Work to complete
Repeat each line exactly as it is written.

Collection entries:
= = = = = = =

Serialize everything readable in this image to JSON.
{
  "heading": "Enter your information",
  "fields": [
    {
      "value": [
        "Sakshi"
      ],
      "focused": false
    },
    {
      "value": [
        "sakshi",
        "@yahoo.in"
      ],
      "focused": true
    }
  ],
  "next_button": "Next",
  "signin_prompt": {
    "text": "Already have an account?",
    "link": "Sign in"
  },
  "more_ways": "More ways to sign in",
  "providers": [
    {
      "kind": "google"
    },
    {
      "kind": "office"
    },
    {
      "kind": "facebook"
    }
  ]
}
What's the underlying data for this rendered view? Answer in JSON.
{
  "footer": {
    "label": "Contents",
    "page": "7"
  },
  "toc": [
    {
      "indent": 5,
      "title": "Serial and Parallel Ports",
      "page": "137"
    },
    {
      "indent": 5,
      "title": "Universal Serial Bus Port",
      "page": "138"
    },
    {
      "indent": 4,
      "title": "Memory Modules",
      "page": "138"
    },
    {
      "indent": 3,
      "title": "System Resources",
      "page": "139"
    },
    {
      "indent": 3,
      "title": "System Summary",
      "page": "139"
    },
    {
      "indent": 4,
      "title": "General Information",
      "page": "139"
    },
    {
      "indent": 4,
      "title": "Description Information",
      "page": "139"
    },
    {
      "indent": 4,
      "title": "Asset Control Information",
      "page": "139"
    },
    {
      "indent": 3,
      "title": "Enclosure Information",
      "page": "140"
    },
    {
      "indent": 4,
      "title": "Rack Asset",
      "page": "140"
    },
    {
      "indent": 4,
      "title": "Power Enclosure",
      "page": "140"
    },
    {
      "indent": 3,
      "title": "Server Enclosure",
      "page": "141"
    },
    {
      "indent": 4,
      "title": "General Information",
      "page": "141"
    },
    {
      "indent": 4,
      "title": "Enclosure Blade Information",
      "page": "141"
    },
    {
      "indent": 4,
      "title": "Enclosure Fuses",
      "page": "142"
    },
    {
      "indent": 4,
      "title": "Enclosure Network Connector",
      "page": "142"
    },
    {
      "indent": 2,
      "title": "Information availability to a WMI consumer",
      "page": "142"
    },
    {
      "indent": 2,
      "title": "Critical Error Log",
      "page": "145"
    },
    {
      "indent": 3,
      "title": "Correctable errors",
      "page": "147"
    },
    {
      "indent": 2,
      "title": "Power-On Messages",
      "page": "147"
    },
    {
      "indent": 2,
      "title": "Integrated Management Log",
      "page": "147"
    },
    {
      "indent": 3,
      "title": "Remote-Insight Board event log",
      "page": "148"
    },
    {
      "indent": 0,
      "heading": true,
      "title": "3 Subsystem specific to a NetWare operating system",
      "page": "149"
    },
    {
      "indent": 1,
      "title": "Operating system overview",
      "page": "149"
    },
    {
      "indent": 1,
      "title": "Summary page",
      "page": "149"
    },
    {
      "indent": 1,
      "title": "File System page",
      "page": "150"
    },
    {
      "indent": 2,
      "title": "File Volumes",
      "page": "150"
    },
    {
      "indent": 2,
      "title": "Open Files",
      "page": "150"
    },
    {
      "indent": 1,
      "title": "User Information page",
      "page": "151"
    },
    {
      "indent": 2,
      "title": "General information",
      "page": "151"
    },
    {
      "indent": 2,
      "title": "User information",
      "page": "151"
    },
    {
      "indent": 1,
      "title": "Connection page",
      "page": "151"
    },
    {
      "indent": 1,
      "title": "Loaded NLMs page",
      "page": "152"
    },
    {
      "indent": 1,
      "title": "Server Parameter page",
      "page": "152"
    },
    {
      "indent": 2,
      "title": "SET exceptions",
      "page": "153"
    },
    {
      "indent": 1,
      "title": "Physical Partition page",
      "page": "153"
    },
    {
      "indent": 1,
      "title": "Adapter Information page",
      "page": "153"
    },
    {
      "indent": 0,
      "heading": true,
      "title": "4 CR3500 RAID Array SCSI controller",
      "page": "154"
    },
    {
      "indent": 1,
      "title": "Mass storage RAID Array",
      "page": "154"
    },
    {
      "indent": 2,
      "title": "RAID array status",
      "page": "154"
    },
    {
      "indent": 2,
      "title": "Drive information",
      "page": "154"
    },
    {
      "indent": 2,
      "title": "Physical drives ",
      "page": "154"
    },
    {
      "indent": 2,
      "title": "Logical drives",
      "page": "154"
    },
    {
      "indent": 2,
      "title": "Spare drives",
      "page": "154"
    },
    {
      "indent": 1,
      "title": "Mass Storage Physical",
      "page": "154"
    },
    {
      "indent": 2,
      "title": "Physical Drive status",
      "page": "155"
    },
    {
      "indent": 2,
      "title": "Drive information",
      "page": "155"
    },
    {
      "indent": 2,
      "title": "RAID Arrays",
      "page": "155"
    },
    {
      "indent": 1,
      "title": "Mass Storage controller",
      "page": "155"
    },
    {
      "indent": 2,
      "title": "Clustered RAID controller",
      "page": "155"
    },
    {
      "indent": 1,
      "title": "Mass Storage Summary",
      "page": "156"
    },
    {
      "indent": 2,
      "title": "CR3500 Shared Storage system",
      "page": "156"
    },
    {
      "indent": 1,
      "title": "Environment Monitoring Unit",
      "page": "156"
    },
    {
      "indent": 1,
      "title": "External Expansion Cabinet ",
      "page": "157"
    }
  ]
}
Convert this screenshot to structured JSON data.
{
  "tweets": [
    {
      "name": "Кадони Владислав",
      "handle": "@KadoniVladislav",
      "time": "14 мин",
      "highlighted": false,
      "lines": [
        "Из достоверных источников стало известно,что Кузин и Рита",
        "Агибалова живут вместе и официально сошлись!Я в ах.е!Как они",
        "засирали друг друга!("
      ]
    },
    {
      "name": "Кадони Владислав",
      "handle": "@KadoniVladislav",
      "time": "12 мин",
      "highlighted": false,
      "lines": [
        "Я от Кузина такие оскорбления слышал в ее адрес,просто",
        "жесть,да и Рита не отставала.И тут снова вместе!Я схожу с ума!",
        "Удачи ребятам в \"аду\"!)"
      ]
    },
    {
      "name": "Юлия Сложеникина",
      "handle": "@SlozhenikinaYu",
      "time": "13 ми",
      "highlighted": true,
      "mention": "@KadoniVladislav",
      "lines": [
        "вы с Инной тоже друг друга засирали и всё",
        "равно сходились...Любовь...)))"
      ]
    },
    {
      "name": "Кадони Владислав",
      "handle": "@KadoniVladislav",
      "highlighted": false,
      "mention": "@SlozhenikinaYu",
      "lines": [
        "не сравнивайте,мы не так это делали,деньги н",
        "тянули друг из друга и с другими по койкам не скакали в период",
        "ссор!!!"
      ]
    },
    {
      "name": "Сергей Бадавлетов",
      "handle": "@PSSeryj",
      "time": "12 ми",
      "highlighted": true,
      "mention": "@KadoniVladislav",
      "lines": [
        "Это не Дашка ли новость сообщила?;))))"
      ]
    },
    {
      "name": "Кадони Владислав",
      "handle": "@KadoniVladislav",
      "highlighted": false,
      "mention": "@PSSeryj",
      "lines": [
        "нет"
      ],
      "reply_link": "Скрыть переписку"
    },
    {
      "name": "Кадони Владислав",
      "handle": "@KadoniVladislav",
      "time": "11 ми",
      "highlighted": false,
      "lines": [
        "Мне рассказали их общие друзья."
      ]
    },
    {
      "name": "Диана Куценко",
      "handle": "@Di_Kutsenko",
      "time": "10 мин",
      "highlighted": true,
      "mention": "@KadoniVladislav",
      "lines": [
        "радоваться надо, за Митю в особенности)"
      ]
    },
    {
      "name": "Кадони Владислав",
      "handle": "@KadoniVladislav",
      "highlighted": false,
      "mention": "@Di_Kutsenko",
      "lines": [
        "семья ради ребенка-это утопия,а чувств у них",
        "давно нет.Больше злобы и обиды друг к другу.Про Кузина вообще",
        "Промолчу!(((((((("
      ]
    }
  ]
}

= = = = = = =

Output of the task
Serialize everything readable in this image to JSON.
{
  "heading": "Enter your information",
  "fields": [
    {
      "value": [
        "Sakshi"
      ],
      "focused": false
    },
    {
      "value": [
        "sakshi",
        "@yahoo.in"
      ],
      "focused": true
    }
  ],
  "next_button": "Next",
  "signin_prompt": {
    "text": "Already have an account?",
    "link": "Sign in"
  },
  "more_ways": "More ways to sign in",
  "providers": [
    {
      "kind": "google"
    },
    {
      "kind": "office"
    },
    {
      "kind": "facebook"
    }
  ]
}
What's the underlying data for this rendered view? Answer in JSON.
{
  "footer": {
    "label": "Contents",
    "page": "7"
  },
  "toc": [
    {
      "indent": 5,
      "title": "Serial and Parallel Ports",
      "page": "137"
    },
    {
      "indent": 5,
      "title": "Universal Serial Bus Port",
      "page": "138"
    },
    {
      "indent": 4,
      "title": "Memory Modules",
      "page": "138"
    },
    {
      "indent": 3,
      "title": "System Resources",
      "page": "139"
    },
    {
      "indent": 3,
      "title": "System Summary",
      "page": "139"
    },
    {
      "indent": 4,
      "title": "General Information",
      "page": "139"
    },
    {
      "indent": 4,
      "title": "Description Information",
      "page": "139"
    },
    {
      "indent": 4,
      "title": "Asset Control Information",
      "page": "139"
    },
    {
      "indent": 3,
      "title": "Enclosure Information",
      "page": "140"
    },
    {
      "indent": 4,
      "title": "Rack Asset",
      "page": "140"
    },
    {
      "indent": 4,
      "title": "Power Enclosure",
      "page": "140"
    },
    {
      "indent": 3,
      "title": "Server Enclosure",
      "page": "141"
    },
    {
      "indent": 4,
      "title": "General Information",
      "page": "141"
    },
    {
      "indent": 4,
      "title": "Enclosure Blade Information",
      "page": "141"
    },
    {
      "indent": 4,
      "title": "Enclosure Fuses",
      "page": "142"
    },
    {
      "indent": 4,
      "title": "Enclosure Network Connector",
      "page": "142"
    },
    {
      "indent": 2,
      "title": "Information availability to a WMI consumer",
      "page": "142"
    },
    {
      "indent": 2,
      "title": "Critical Error Log",
      "page": "145"
    },
    {
      "indent": 3,
      "title": "Correctable errors",
      "page": "147"
    },
    {
      "indent": 2,
      "title": "Power-On Messages",
      "page": "147"
    },
    {
      "indent": 2,
      "title": "Integrated Management Log",
      "page": "147"
    },
    {
      "indent": 3,
      "title": "Remote-Insight Board event log",
      "page": "148"
    },
    {
      "indent": 0,
      "heading": true,
      "title": "3 Subsystem specific to a NetWare operating system",
      "page": "149"
    },
    {
      "indent": 1,
      "title": "Operating system overview",
      "page": "149"
    },
    {
      "indent": 1,
      "title": "Summary page",
      "page": "149"
    },
    {
      "indent": 1,
      "title": "File System page",
      "page": "150"
    },
    {
      "indent": 2,
      "title": "File Volumes",
      "page": "150"
    },
    {
      "indent": 2,
      "title": "Open Files",
      "page": "150"
    },
    {
      "indent": 1,
      "title": "User Information page",
      "page": "151"
    },
    {
      "indent": 2,
      "title": "General information",
      "page": "151"
    },
    {
      "indent": 2,
      "title": "User information",
      "page": "151"
    },
    {
      "indent": 1,
      "title": "Connection page",
      "page": "151"
    },
    {
      "indent": 1,
      "title": "Loaded NLMs page",
      "page": "152"
    },
    {
      "indent": 1,
      "title": "Server Parameter page",
      "page": "152"
    },
    {
      "indent": 2,
      "title": "SET exceptions",
      "page": "153"
    },
    {
      "indent": 1,
      "title": "Physical Partition page",
      "page": "153"
    },
    {
      "indent": 1,
      "title": "Adapter Information page",
      "page": "153"
    },
    {
      "indent": 0,
      "heading": true,
      "title": "4 CR3500 RAID Array SCSI controller",
      "page": "154"
    },
    {
      "indent": 1,
      "title": "Mass storage RAID Array",
      "page": "154"
    },
    {
      "indent": 2,
      "title": "RAID array status",
      "page": "154"
    },
    {
      "indent": 2,
      "title": "Drive information",
      "page": "154"
    },
    {
      "indent": 2,
      "title": "Physical drives ",
      "page": "154"
    },
    {
      "indent": 2,
      "title": "Logical drives",
      "page": "154"
    },
    {
      "indent": 2,
      "title": "Spare drives",
      "page": "154"
    },
    {
      "indent": 1,
      "title": "Mass Storage Physical",
      "page": "154"
    },
    {
      "indent": 2,
      "title": "Physical Drive status",
      "page": "155"
    },
    {
      "indent": 2,
      "title": "Drive information",
      "page": "155"
    },
    {
      "indent": 2,
      "title": "RAID Arrays",
      "page": "155"
    },
    {
      "indent": 1,
      "title": "Mass Storage controller",
      "page": "155"
    },
    {
      "indent": 2,
      "title": "Clustered RAID controller",
      "page": "155"
    },
    {
      "indent": 1,
      "title": "Mass Storage Summary",
      "page": "156"
    },
    {
      "indent": 2,
      "title": "CR3500 Shared Storage system",
      "page": "156"
    },
    {
      "indent": 1,
      "title": "Environment Monitoring Unit",
      "page": "156"
    },
    {
      "indent": 1,
      "title": "External Expansion Cabinet ",
      "page": "157"
    }
  ]
}
Convert this screenshot to structured JSON data.
{
  "tweets": [
    {
      "name": "Кадони Владислав",
      "handle": "@KadoniVladislav",
      "time": "14 мин",
      "highlighted": false,
      "lines": [
        "Из достоверных источников стало известно,что Кузин и Рита",
        "Агибалова живут вместе и официально сошлись!Я в ах.е!Как они",
        "засирали друг друга!("
      ]
    },
    {
      "name": "Кадони Владислав",
      "handle": "@KadoniVladislav",
      "time": "12 мин",
      "highlighted": false,
      "lines": [
        "Я от Кузина такие оскорбления слышал в ее адрес,просто",
        "жесть,да и Рита не отставала.И тут снова вместе!Я схожу с ума!",
        "Удачи ребятам в \"аду\"!)"
      ]
    },
    {
      "name": "Юлия Сложеникина",
      "handle": "@SlozhenikinaYu",
      "time": "13 ми",
      "highlighted": true,
      "mention": "@KadoniVladislav",
      "lines": [
        "вы с Инной тоже друг друга засирали и всё",
        "равно сходились...Любовь...)))"
      ]
    },
    {
      "name": "Кадони Владислав",
      "handle": "@KadoniVladislav",
      "highlighted": false,
      "mention": "@SlozhenikinaYu",
      "lines": [
        "не сравнивайте,мы не так это делали,деньги н",
        "тянули друг из друга и с другими по койкам не скакали в период",
        "ссор!!!"
      ]
    },
    {
      "name": "Сергей Бадавлетов",
      "handle": "@PSSeryj",
      "time": "12 ми",
      "highlighted": true,
      "mention": "@KadoniVladislav",
      "lines": [
        "Это не Дашка ли новость сообщила?;))))"
      ]
    },
    {
      "name": "Кадони Владислав",
      "handle": "@KadoniVladislav",
      "highlighted": false,
      "mention": "@PSSeryj",
      "lines": [
        "нет"
      ],
      "reply_link": "Скрыть переписку"
    },
    {
      "name": "Кадони Владислав",
      "handle": "@KadoniVladislav",
      "time": "11 ми",
      "highlighted": false,
      "lines": [
        "Мне рассказали их общие друзья."
      ]
    },
    {
      "name": "Диана Куценко",
      "handle": "@Di_Kutsenko",
      "time": "10 мин",
      "highlighted": true,
      "mention": "@KadoniVladislav",
      "lines": [
        "радоваться надо, за Митю в особенности)"
      ]
    },
    {
      "name": "Кадони Владислав",
      "handle": "@KadoniVladislav",
      "highlighted": false,
      "mention": "@Di_Kutsenko",
      "lines": [
        "семья ради ребенка-это утопия,а чувств у них",
        "давно нет.Больше злобы и обиды друг к другу.Про Кузина вообще",
        "Промолчу!(((((((("
      ]
    }
  ]
}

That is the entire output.